#### Stated task
Please copy all the lines that follow, word for word.

%%

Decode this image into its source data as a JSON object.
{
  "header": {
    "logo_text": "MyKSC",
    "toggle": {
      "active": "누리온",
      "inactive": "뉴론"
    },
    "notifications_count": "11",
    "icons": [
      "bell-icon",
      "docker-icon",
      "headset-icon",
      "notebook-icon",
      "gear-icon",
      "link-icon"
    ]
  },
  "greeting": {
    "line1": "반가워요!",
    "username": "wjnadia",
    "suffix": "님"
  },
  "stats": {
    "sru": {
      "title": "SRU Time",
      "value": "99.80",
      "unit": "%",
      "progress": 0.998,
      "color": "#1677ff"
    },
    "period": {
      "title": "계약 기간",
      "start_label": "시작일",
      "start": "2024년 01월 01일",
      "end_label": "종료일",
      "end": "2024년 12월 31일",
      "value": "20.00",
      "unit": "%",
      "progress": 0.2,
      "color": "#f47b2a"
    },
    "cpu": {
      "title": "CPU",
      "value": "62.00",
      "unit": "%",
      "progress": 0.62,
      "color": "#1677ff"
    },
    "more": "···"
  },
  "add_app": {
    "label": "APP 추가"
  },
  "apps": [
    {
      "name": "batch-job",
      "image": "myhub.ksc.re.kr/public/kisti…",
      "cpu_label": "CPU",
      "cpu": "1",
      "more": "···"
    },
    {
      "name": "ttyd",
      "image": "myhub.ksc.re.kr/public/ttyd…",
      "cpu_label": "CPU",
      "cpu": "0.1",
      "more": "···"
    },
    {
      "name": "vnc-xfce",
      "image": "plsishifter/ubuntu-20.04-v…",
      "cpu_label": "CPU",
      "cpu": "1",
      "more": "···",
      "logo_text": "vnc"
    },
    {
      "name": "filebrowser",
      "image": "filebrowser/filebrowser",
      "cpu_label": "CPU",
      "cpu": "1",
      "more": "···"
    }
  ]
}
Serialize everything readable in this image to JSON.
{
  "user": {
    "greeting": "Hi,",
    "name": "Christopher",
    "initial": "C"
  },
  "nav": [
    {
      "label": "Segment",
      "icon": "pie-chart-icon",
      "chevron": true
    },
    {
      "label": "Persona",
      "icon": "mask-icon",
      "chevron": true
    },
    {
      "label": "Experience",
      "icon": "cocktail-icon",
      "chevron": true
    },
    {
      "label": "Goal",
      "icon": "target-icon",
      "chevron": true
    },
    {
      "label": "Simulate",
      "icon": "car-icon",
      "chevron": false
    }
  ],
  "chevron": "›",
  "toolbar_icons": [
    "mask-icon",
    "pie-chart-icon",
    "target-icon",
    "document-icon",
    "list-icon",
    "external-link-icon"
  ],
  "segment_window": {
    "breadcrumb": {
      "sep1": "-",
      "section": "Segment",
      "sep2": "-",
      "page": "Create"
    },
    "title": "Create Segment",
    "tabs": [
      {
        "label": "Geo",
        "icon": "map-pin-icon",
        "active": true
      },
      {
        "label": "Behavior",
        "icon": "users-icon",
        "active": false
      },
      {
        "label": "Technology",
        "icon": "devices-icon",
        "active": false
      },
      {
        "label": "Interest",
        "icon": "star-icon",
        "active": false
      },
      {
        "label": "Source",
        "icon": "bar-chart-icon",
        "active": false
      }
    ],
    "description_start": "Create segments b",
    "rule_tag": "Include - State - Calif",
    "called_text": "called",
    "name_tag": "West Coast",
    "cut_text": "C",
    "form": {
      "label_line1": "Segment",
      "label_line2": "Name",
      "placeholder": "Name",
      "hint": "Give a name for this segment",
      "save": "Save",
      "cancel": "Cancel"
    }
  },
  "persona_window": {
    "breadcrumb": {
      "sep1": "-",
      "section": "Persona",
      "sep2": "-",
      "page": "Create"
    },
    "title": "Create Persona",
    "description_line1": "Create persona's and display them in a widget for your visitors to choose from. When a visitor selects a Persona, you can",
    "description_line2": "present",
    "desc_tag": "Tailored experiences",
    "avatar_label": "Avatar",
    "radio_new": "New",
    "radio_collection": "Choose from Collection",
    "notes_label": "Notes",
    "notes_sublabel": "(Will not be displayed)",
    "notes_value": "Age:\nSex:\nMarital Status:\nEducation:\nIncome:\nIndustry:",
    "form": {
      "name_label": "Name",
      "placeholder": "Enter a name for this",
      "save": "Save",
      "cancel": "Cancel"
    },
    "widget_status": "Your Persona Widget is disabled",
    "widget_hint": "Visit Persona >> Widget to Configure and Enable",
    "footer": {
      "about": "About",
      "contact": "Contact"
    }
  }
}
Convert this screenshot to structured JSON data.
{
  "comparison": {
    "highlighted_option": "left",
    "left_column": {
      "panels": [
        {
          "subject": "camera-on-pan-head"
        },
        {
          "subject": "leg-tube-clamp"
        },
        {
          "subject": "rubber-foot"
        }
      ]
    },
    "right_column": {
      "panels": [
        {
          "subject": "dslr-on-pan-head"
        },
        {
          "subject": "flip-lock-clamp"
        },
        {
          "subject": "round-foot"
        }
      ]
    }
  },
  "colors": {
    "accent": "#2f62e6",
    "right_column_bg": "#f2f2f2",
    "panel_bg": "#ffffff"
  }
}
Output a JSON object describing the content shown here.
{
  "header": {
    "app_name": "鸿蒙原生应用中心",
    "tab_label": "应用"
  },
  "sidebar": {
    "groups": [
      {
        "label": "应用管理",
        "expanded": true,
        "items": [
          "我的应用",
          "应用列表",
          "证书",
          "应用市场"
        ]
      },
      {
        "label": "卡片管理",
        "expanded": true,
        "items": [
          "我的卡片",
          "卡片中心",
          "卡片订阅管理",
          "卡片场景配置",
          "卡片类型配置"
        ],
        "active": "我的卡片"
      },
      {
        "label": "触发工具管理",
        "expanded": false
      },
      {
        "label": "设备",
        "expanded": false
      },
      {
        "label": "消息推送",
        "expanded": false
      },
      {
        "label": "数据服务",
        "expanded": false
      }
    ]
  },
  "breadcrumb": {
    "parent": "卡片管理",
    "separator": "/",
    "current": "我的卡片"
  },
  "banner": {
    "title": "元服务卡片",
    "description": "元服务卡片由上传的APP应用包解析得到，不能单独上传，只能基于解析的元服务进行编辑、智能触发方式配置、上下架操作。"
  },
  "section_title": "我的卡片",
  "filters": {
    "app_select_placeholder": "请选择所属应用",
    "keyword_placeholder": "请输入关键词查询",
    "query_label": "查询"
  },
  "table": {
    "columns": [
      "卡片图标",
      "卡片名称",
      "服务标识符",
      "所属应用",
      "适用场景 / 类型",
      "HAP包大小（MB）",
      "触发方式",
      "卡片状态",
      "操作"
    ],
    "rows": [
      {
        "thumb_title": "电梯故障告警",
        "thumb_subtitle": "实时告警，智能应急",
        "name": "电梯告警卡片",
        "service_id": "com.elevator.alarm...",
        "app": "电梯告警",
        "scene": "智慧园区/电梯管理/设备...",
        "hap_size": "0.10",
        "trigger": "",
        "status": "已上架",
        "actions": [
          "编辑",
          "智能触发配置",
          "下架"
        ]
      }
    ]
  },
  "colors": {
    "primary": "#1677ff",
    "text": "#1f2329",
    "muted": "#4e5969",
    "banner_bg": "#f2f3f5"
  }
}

%%

#### Finished answer
Decode this image into its source data as a JSON object.
{
  "header": {
    "logo_text": "MyKSC",
    "toggle": {
      "active": "누리온",
      "inactive": "뉴론"
    },
    "notifications_count": "11",
    "icons": [
      "bell-icon",
      "docker-icon",
      "headset-icon",
      "notebook-icon",
      "gear-icon",
      "link-icon"
    ]
  },
  "greeting": {
    "line1": "반가워요!",
    "username": "wjnadia",
    "suffix": "님"
  },
  "stats": {
    "sru": {
      "title": "SRU Time",
      "value": "99.80",
      "unit": "%",
      "progress": 0.998,
      "color": "#1677ff"
    },
    "period": {
      "title": "계약 기간",
      "start_label": "시작일",
      "start": "2024년 01월 01일",
      "end_label": "종료일",
      "end": "2024년 12월 31일",
      "value": "20.00",
      "unit": "%",
      "progress": 0.2,
      "color": "#f47b2a"
    },
    "cpu": {
      "title": "CPU",
      "value": "62.00",
      "unit": "%",
      "progress": 0.62,
      "color": "#1677ff"
    },
    "more": "···"
  },
  "add_app": {
    "label": "APP 추가"
  },
  "apps": [
    {
      "name": "batch-job",
      "image": "myhub.ksc.re.kr/public/kisti…",
      "cpu_label": "CPU",
      "cpu": "1",
      "more": "···"
    },
    {
      "name": "ttyd",
      "image": "myhub.ksc.re.kr/public/ttyd…",
      "cpu_label": "CPU",
      "cpu": "0.1",
      "more": "···"
    },
    {
      "name": "vnc-xfce",
      "image": "plsishifter/ubuntu-20.04-v…",
      "cpu_label": "CPU",
      "cpu": "1",
      "more": "···",
      "logo_text": "vnc"
    },
    {
      "name": "filebrowser",
      "image": "filebrowser/filebrowser",
      "cpu_label": "CPU",
      "cpu": "1",
      "more": "···"
    }
  ]
}
Serialize everything readable in this image to JSON.
{
  "user": {
    "greeting": "Hi,",
    "name": "Christopher",
    "initial": "C"
  },
  "nav": [
    {
      "label": "Segment",
      "icon": "pie-chart-icon",
      "chevron": true
    },
    {
      "label": "Persona",
      "icon": "mask-icon",
      "chevron": true
    },
    {
      "label": "Experience",
      "icon": "cocktail-icon",
      "chevron": true
    },
    {
      "label": "Goal",
      "icon": "target-icon",
      "chevron": true
    },
    {
      "label": "Simulate",
      "icon": "car-icon",
      "chevron": false
    }
  ],
  "chevron": "›",
  "toolbar_icons": [
    "mask-icon",
    "pie-chart-icon",
    "target-icon",
    "document-icon",
    "list-icon",
    "external-link-icon"
  ],
  "segment_window": {
    "breadcrumb": {
      "sep1": "-",
      "section": "Segment",
      "sep2": "-",
      "page": "Create"
    },
    "title": "Create Segment",
    "tabs": [
      {
        "label": "Geo",
        "icon": "map-pin-icon",
        "active": true
      },
      {
        "label": "Behavior",
        "icon": "users-icon",
        "active": false
      },
      {
        "label": "Technology",
        "icon": "devices-icon",
        "active": false
      },
      {
        "label": "Interest",
        "icon": "star-icon",
        "active": false
      },
      {
        "label": "Source",
        "icon": "bar-chart-icon",
        "active": false
      }
    ],
    "description_start": "Create segments b",
    "rule_tag": "Include - State - Calif",
    "called_text": "called",
    "name_tag": "West Coast",
    "cut_text": "C",
    "form": {
      "label_line1": "Segment",
      "label_line2": "Name",
      "placeholder": "Name",
      "hint": "Give a name for this segment",
      "save": "Save",
      "cancel": "Cancel"
    }
  },
  "persona_window": {
    "breadcrumb": {
      "sep1": "-",
      "section": "Persona",
      "sep2": "-",
      "page": "Create"
    },
    "title": "Create Persona",
    "description_line1": "Create persona's and display them in a widget for your visitors to choose from. When a visitor selects a Persona, you can",
    "description_line2": "present",
    "desc_tag": "Tailored experiences",
    "avatar_label": "Avatar",
    "radio_new": "New",
    "radio_collection": "Choose from Collection",
    "notes_label": "Notes",
    "notes_sublabel": "(Will not be displayed)",
    "notes_value": "Age:\nSex:\nMarital Status:\nEducation:\nIncome:\nIndustry:",
    "form": {
      "name_label": "Name",
      "placeholder": "Enter a name for this",
      "save": "Save",
      "cancel": "Cancel"
    },
    "widget_status": "Your Persona Widget is disabled",
    "widget_hint": "Visit Persona >> Widget to Configure and Enable",
    "footer": {
      "about": "About",
      "contact": "Contact"
    }
  }
}
Convert this screenshot to structured JSON data.
{
  "comparison": {
    "highlighted_option": "left",
    "left_column": {
      "panels": [
        {
          "subject": "camera-on-pan-head"
        },
        {
          "subject": "leg-tube-clamp"
        },
        {
          "subject": "rubber-foot"
        }
      ]
    },
    "right_column": {
      "panels": [
        {
          "subject": "dslr-on-pan-head"
        },
        {
          "subject": "flip-lock-clamp"
        },
        {
          "subject": "round-foot"
        }
      ]
    }
  },
  "colors": {
    "accent": "#2f62e6",
    "right_column_bg": "#f2f2f2",
    "panel_bg": "#ffffff"
  }
}
Output a JSON object describing the content shown here.
{
  "header": {
    "app_name": "鸿蒙原生应用中心",
    "tab_label": "应用"
  },
  "sidebar": {
    "groups": [
      {
        "label": "应用管理",
        "expanded": true,
        "items": [
          "我的应用",
          "应用列表",
          "证书",
          "应用市场"
        ]
      },
      {
        "label": "卡片管理",
        "expanded": true,
        "items": [
          "我的卡片",
          "卡片中心",
          "卡片订阅管理",
          "卡片场景配置",
          "卡片类型配置"
        ],
        "active": "我的卡片"
      },
      {
        "label": "触发工具管理",
        "expanded": false
      },
      {
        "label": "设备",
        "expanded": false
      },
      {
        "label": "消息推送",
        "expanded": false
      },
      {
        "label": "数据服务",
        "expanded": false
      }
    ]
  },
  "breadcrumb": {
    "parent": "卡片管理",
    "separator": "/",
    "current": "我的卡片"
  },
  "banner": {
    "title": "元服务卡片",
    "description": "元服务卡片由上传的APP应用包解析得到，不能单独上传，只能基于解析的元服务进行编辑、智能触发方式配置、上下架操作。"
  },
  "section_title": "我的卡片",
  "filters": {
    "app_select_placeholder": "请选择所属应用",
    "keyword_placeholder": "请输入关键词查询",
    "query_label": "查询"
  },
  "table": {
    "columns": [
      "卡片图标",
      "卡片名称",
      "服务标识符",
      "所属应用",
      "适用场景 / 类型",
      "HAP包大小（MB）",
      "触发方式",
      "卡片状态",
      "操作"
    ],
    "rows": [
      {
        "thumb_title": "电梯故障告警",
        "thumb_subtitle": "实时告警，智能应急",
        "name": "电梯告警卡片",
        "service_id": "com.elevator.alarm...",
        "app": "电梯告警",
        "scene": "智慧园区/电梯管理/设备...",
        "hap_size": "0.10",
        "trigger": "",
        "status": "已上架",
        "actions": [
          "编辑",
          "智能触发配置",
          "下架"
        ]
      }
    ]
  },
  "colors": {
    "primary": "#1677ff",
    "text": "#1f2329",
    "muted": "#4e5969",
    "banner_bg": "#f2f3f5"
  }
}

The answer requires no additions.